## Short exercise
Reproduce the records verbatim, beginning with the line that contains "1711, 38, 1719]" and stopping after the line that contains "1535, 38, 1543]".

## Data extract
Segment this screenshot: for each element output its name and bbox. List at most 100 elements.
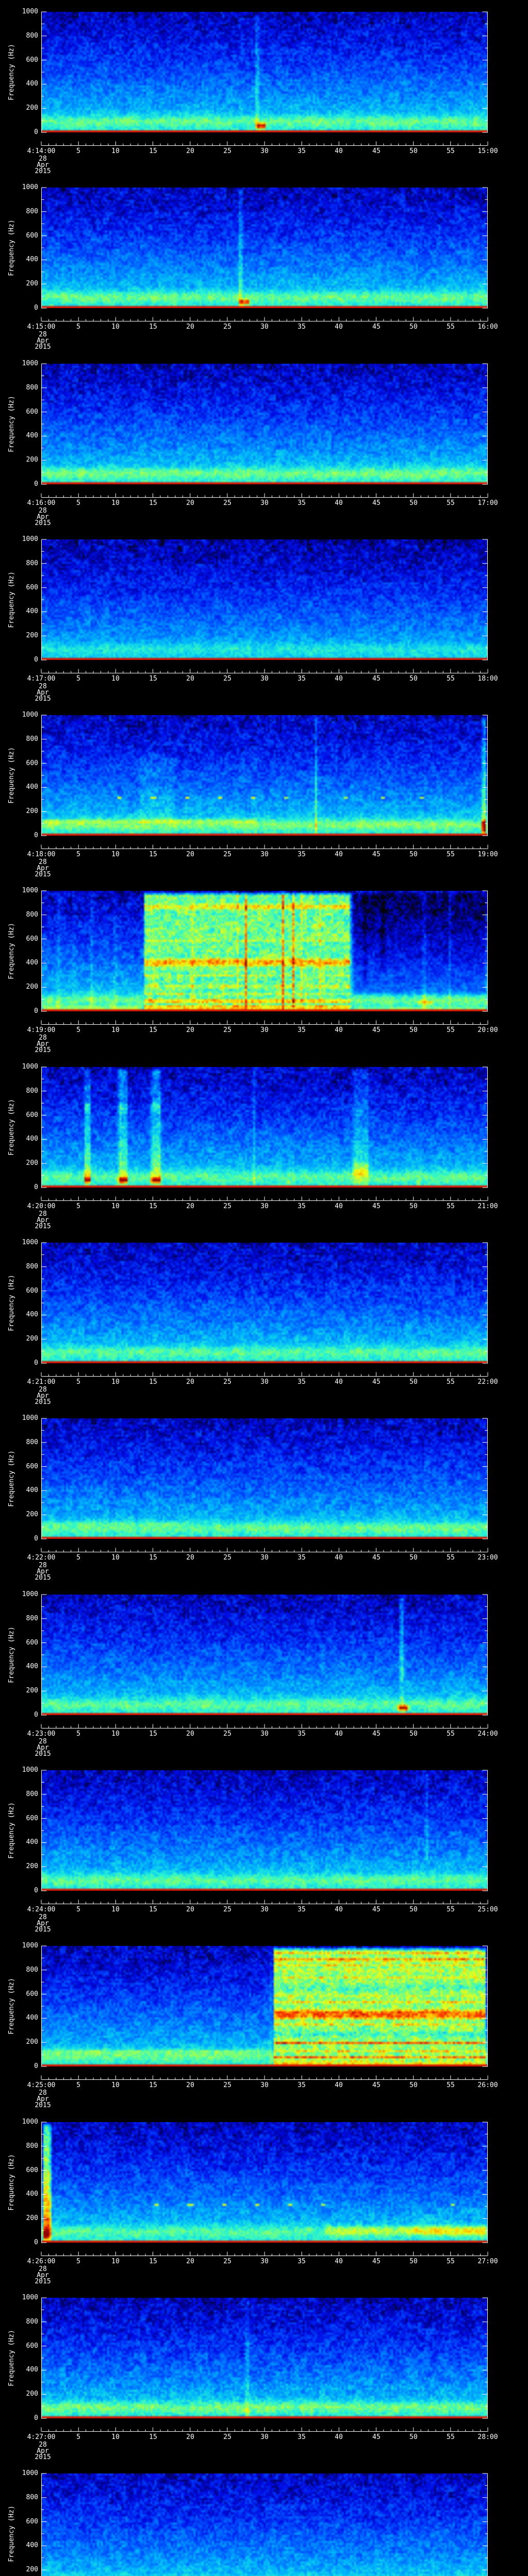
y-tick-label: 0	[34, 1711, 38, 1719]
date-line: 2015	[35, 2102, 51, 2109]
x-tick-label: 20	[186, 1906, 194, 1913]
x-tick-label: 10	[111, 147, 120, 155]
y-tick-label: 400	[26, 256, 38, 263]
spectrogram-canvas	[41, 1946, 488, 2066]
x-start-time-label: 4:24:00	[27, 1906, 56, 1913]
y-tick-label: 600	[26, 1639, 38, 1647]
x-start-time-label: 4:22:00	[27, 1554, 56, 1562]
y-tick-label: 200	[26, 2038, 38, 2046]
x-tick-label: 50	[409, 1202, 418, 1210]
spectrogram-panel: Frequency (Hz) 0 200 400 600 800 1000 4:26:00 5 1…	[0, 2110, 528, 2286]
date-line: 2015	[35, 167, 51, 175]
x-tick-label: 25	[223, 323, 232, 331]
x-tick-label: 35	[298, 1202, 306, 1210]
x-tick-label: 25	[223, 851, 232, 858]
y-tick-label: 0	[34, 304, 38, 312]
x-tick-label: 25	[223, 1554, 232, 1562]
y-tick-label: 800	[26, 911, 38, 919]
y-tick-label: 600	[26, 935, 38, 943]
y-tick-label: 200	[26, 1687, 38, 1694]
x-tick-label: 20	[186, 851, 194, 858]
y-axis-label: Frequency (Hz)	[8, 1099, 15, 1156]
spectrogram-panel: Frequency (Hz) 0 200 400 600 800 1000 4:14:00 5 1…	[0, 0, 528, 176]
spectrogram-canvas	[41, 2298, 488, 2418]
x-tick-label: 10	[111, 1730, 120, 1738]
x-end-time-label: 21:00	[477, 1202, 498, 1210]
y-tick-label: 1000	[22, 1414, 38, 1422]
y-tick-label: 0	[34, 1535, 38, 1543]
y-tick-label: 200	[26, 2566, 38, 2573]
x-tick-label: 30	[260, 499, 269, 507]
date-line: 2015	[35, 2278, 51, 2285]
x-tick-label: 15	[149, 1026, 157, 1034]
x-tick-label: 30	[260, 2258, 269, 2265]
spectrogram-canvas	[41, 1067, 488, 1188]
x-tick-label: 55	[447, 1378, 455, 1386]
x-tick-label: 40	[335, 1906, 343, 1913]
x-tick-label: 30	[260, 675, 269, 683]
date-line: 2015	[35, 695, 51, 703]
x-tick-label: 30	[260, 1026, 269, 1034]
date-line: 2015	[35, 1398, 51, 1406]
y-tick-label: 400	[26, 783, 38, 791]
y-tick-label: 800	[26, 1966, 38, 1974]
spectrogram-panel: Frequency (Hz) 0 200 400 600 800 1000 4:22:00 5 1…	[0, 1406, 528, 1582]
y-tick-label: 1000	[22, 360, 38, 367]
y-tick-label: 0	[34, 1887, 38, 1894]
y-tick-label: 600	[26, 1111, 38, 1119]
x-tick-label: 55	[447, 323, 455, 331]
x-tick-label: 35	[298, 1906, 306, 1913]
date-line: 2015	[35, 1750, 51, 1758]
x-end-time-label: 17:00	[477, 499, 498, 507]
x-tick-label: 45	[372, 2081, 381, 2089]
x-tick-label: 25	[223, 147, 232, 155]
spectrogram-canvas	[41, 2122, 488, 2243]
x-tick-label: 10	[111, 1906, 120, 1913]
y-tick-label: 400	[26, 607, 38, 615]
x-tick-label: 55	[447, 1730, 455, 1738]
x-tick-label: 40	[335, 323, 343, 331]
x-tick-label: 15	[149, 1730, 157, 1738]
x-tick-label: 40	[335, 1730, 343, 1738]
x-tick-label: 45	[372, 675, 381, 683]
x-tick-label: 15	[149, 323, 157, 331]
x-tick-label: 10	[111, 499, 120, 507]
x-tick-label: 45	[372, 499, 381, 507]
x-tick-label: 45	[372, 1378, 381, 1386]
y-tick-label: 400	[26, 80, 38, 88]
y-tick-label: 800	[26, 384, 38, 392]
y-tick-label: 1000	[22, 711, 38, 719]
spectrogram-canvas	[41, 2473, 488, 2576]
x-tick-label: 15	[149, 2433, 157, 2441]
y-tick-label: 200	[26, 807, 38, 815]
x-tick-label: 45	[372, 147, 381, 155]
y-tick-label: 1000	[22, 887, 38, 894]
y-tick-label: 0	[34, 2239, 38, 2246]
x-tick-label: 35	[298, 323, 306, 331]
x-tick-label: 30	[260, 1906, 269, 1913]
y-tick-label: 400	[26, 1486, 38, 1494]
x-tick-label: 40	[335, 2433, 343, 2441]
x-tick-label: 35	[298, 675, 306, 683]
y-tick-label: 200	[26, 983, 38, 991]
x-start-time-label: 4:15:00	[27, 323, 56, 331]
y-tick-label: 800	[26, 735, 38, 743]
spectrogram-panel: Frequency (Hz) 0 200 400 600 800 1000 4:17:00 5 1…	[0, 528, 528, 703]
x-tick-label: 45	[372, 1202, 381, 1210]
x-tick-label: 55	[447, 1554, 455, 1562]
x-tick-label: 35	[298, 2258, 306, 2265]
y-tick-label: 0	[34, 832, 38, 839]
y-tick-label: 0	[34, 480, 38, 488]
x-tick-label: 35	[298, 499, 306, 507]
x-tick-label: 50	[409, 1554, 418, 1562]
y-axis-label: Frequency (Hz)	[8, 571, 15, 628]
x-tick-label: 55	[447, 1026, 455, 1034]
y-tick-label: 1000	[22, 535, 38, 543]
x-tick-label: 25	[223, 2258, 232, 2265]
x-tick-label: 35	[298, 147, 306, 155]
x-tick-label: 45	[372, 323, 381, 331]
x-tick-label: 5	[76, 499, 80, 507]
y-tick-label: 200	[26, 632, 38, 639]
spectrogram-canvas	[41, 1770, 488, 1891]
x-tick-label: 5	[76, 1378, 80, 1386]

## Response below
y-tick-label: 0	[34, 1711, 38, 1719]
date-line: 2015	[35, 2102, 51, 2109]
x-tick-label: 20	[186, 1906, 194, 1913]
x-tick-label: 10	[111, 147, 120, 155]
y-tick-label: 400	[26, 256, 38, 263]
spectrogram-canvas	[41, 1946, 488, 2066]
x-start-time-label: 4:24:00	[27, 1906, 56, 1913]
y-tick-label: 600	[26, 1639, 38, 1647]
x-start-time-label: 4:22:00	[27, 1554, 56, 1562]
y-tick-label: 200	[26, 2038, 38, 2046]
x-tick-label: 50	[409, 1202, 418, 1210]
spectrogram-panel: Frequency (Hz) 0 200 400 600 800 1000 4:26:00 5 1…	[0, 2110, 528, 2286]
date-line: 2015	[35, 167, 51, 175]
x-tick-label: 25	[223, 323, 232, 331]
x-tick-label: 35	[298, 1202, 306, 1210]
x-tick-label: 25	[223, 851, 232, 858]
y-tick-label: 0	[34, 304, 38, 312]
x-tick-label: 25	[223, 1554, 232, 1562]
y-tick-label: 800	[26, 911, 38, 919]
y-tick-label: 600	[26, 935, 38, 943]
y-tick-label: 200	[26, 1687, 38, 1694]
x-tick-label: 20	[186, 851, 194, 858]
y-axis-label: Frequency (Hz)	[8, 1099, 15, 1156]
spectrogram-panel: Frequency (Hz) 0 200 400 600 800 1000 4:14:00 5 1…	[0, 0, 528, 176]
spectrogram-canvas	[41, 2298, 488, 2418]
x-tick-label: 10	[111, 1730, 120, 1738]
x-end-time-label: 21:00	[477, 1202, 498, 1210]
y-tick-label: 1000	[22, 1414, 38, 1422]
y-tick-label: 0	[34, 1535, 38, 1543]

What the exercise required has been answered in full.